* _Supplied information_:

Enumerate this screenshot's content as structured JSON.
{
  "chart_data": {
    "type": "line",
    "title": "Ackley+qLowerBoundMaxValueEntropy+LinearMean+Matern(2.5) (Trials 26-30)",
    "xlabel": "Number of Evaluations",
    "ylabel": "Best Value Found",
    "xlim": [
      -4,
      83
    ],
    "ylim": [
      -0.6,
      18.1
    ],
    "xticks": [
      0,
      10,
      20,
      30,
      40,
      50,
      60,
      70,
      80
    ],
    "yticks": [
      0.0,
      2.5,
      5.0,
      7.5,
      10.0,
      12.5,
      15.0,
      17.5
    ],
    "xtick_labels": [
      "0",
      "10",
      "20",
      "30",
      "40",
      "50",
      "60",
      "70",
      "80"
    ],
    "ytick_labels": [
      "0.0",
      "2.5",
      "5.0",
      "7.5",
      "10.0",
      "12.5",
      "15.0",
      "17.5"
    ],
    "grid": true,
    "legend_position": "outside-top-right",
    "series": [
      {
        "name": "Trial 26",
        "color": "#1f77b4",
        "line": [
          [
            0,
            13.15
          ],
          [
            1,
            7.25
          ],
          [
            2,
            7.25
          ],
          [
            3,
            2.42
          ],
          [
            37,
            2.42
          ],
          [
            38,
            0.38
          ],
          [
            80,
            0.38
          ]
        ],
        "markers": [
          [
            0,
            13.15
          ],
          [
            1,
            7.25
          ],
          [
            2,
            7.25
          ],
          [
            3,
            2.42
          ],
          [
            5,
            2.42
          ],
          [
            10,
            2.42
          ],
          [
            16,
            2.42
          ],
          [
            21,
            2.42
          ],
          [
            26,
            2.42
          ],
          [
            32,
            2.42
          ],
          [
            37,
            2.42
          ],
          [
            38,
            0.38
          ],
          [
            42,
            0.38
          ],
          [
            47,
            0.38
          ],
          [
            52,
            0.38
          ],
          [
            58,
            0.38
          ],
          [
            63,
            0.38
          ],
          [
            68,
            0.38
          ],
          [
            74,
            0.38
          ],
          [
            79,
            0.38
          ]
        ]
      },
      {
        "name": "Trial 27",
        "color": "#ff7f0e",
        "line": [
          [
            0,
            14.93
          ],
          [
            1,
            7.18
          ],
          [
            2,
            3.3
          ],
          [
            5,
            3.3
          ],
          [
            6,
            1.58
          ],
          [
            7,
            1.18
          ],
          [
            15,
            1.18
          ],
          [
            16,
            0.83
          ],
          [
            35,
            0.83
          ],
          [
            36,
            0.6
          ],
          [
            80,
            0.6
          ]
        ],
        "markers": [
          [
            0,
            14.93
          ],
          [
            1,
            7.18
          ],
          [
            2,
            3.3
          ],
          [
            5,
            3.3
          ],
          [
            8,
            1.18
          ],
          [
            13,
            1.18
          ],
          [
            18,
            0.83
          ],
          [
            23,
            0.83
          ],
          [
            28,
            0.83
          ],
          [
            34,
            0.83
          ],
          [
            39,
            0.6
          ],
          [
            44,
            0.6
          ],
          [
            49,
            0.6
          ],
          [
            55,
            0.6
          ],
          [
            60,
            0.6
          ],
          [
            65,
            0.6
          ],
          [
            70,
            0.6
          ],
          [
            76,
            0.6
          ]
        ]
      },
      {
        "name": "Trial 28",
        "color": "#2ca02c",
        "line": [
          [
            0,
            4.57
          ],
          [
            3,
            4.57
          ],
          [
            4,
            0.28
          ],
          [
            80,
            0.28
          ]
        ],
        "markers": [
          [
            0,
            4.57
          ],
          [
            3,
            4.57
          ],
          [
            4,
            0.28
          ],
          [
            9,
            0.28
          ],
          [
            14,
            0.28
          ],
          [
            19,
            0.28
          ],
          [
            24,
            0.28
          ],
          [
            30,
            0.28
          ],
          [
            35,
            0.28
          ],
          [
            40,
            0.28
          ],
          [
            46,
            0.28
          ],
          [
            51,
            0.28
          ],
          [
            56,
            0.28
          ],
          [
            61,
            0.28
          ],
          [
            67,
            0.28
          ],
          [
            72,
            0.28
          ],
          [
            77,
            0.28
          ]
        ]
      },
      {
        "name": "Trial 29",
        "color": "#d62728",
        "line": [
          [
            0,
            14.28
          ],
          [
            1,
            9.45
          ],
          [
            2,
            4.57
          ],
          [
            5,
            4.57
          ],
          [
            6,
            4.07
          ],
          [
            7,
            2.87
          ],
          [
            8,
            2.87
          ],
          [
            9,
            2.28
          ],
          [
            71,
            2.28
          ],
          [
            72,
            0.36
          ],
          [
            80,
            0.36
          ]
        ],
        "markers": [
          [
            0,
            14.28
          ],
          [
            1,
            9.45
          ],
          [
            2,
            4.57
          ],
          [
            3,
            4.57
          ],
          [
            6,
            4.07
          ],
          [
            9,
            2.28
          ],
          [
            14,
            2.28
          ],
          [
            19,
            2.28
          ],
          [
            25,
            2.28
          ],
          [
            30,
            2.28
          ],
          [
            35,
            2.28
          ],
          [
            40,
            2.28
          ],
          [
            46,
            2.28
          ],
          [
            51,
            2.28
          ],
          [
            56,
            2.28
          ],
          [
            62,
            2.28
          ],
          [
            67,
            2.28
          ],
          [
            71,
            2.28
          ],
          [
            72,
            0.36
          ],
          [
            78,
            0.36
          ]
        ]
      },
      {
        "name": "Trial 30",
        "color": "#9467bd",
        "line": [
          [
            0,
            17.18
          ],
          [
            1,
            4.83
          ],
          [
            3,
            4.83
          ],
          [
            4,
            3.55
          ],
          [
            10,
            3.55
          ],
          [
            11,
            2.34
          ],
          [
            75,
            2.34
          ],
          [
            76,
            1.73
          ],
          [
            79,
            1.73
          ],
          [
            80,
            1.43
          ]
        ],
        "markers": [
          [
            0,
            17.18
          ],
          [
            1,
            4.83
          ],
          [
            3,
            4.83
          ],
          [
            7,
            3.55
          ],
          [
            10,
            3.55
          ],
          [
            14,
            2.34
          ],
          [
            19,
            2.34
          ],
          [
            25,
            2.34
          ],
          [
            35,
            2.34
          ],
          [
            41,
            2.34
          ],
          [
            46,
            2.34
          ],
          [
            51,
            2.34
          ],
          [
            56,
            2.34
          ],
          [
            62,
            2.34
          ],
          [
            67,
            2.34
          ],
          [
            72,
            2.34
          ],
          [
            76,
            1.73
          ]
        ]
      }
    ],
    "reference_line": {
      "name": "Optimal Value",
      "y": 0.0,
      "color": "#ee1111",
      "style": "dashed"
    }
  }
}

* _Written task_: Produce a verbatim transcription of the entries above.

* _Complete answer_:
Enumerate this screenshot's content as structured JSON.
{
  "chart_data": {
    "type": "line",
    "title": "Ackley+qLowerBoundMaxValueEntropy+LinearMean+Matern(2.5) (Trials 26-30)",
    "xlabel": "Number of Evaluations",
    "ylabel": "Best Value Found",
    "xlim": [
      -4,
      83
    ],
    "ylim": [
      -0.6,
      18.1
    ],
    "xticks": [
      0,
      10,
      20,
      30,
      40,
      50,
      60,
      70,
      80
    ],
    "yticks": [
      0.0,
      2.5,
      5.0,
      7.5,
      10.0,
      12.5,
      15.0,
      17.5
    ],
    "xtick_labels": [
      "0",
      "10",
      "20",
      "30",
      "40",
      "50",
      "60",
      "70",
      "80"
    ],
    "ytick_labels": [
      "0.0",
      "2.5",
      "5.0",
      "7.5",
      "10.0",
      "12.5",
      "15.0",
      "17.5"
    ],
    "grid": true,
    "legend_position": "outside-top-right",
    "series": [
      {
        "name": "Trial 26",
        "color": "#1f77b4",
        "line": [
          [
            0,
            13.15
          ],
          [
            1,
            7.25
          ],
          [
            2,
            7.25
          ],
          [
            3,
            2.42
          ],
          [
            37,
            2.42
          ],
          [
            38,
            0.38
          ],
          [
            80,
            0.38
          ]
        ],
        "markers": [
          [
            0,
            13.15
          ],
          [
            1,
            7.25
          ],
          [
            2,
            7.25
          ],
          [
            3,
            2.42
          ],
          [
            5,
            2.42
          ],
          [
            10,
            2.42
          ],
          [
            16,
            2.42
          ],
          [
            21,
            2.42
          ],
          [
            26,
            2.42
          ],
          [
            32,
            2.42
          ],
          [
            37,
            2.42
          ],
          [
            38,
            0.38
          ],
          [
            42,
            0.38
          ],
          [
            47,
            0.38
          ],
          [
            52,
            0.38
          ],
          [
            58,
            0.38
          ],
          [
            63,
            0.38
          ],
          [
            68,
            0.38
          ],
          [
            74,
            0.38
          ],
          [
            79,
            0.38
          ]
        ]
      },
      {
        "name": "Trial 27",
        "color": "#ff7f0e",
        "line": [
          [
            0,
            14.93
          ],
          [
            1,
            7.18
          ],
          [
            2,
            3.3
          ],
          [
            5,
            3.3
          ],
          [
            6,
            1.58
          ],
          [
            7,
            1.18
          ],
          [
            15,
            1.18
          ],
          [
            16,
            0.83
          ],
          [
            35,
            0.83
          ],
          [
            36,
            0.6
          ],
          [
            80,
            0.6
          ]
        ],
        "markers": [
          [
            0,
            14.93
          ],
          [
            1,
            7.18
          ],
          [
            2,
            3.3
          ],
          [
            5,
            3.3
          ],
          [
            8,
            1.18
          ],
          [
            13,
            1.18
          ],
          [
            18,
            0.83
          ],
          [
            23,
            0.83
          ],
          [
            28,
            0.83
          ],
          [
            34,
            0.83
          ],
          [
            39,
            0.6
          ],
          [
            44,
            0.6
          ],
          [
            49,
            0.6
          ],
          [
            55,
            0.6
          ],
          [
            60,
            0.6
          ],
          [
            65,
            0.6
          ],
          [
            70,
            0.6
          ],
          [
            76,
            0.6
          ]
        ]
      },
      {
        "name": "Trial 28",
        "color": "#2ca02c",
        "line": [
          [
            0,
            4.57
          ],
          [
            3,
            4.57
          ],
          [
            4,
            0.28
          ],
          [
            80,
            0.28
          ]
        ],
        "markers": [
          [
            0,
            4.57
          ],
          [
            3,
            4.57
          ],
          [
            4,
            0.28
          ],
          [
            9,
            0.28
          ],
          [
            14,
            0.28
          ],
          [
            19,
            0.28
          ],
          [
            24,
            0.28
          ],
          [
            30,
            0.28
          ],
          [
            35,
            0.28
          ],
          [
            40,
            0.28
          ],
          [
            46,
            0.28
          ],
          [
            51,
            0.28
          ],
          [
            56,
            0.28
          ],
          [
            61,
            0.28
          ],
          [
            67,
            0.28
          ],
          [
            72,
            0.28
          ],
          [
            77,
            0.28
          ]
        ]
      },
      {
        "name": "Trial 29",
        "color": "#d62728",
        "line": [
          [
            0,
            14.28
          ],
          [
            1,
            9.45
          ],
          [
            2,
            4.57
          ],
          [
            5,
            4.57
          ],
          [
            6,
            4.07
          ],
          [
            7,
            2.87
          ],
          [
            8,
            2.87
          ],
          [
            9,
            2.28
          ],
          [
            71,
            2.28
          ],
          [
            72,
            0.36
          ],
          [
            80,
            0.36
          ]
        ],
        "markers": [
          [
            0,
            14.28
          ],
          [
            1,
            9.45
          ],
          [
            2,
            4.57
          ],
          [
            3,
            4.57
          ],
          [
            6,
            4.07
          ],
          [
            9,
            2.28
          ],
          [
            14,
            2.28
          ],
          [
            19,
            2.28
          ],
          [
            25,
            2.28
          ],
          [
            30,
            2.28
          ],
          [
            35,
            2.28
          ],
          [
            40,
            2.28
          ],
          [
            46,
            2.28
          ],
          [
            51,
            2.28
          ],
          [
            56,
            2.28
          ],
          [
            62,
            2.28
          ],
          [
            67,
            2.28
          ],
          [
            71,
            2.28
          ],
          [
            72,
            0.36
          ],
          [
            78,
            0.36
          ]
        ]
      },
      {
        "name": "Trial 30",
        "color": "#9467bd",
        "line": [
          [
            0,
            17.18
          ],
          [
            1,
            4.83
          ],
          [
            3,
            4.83
          ],
          [
            4,
            3.55
          ],
          [
            10,
            3.55
          ],
          [
            11,
            2.34
          ],
          [
            75,
            2.34
          ],
          [
            76,
            1.73
          ],
          [
            79,
            1.73
          ],
          [
            80,
            1.43
          ]
        ],
        "markers": [
          [
            0,
            17.18
          ],
          [
            1,
            4.83
          ],
          [
            3,
            4.83
          ],
          [
            7,
            3.55
          ],
          [
            10,
            3.55
          ],
          [
            14,
            2.34
          ],
          [
            19,
            2.34
          ],
          [
            25,
            2.34
          ],
          [
            35,
            2.34
          ],
          [
            41,
            2.34
          ],
          [
            46,
            2.34
          ],
          [
            51,
            2.34
          ],
          [
            56,
            2.34
          ],
          [
            62,
            2.34
          ],
          [
            67,
            2.34
          ],
          [
            72,
            2.34
          ],
          [
            76,
            1.73
          ]
        ]
      }
    ],
    "reference_line": {
      "name": "Optimal Value",
      "y": 0.0,
      "color": "#ee1111",
      "style": "dashed"
    }
  }
}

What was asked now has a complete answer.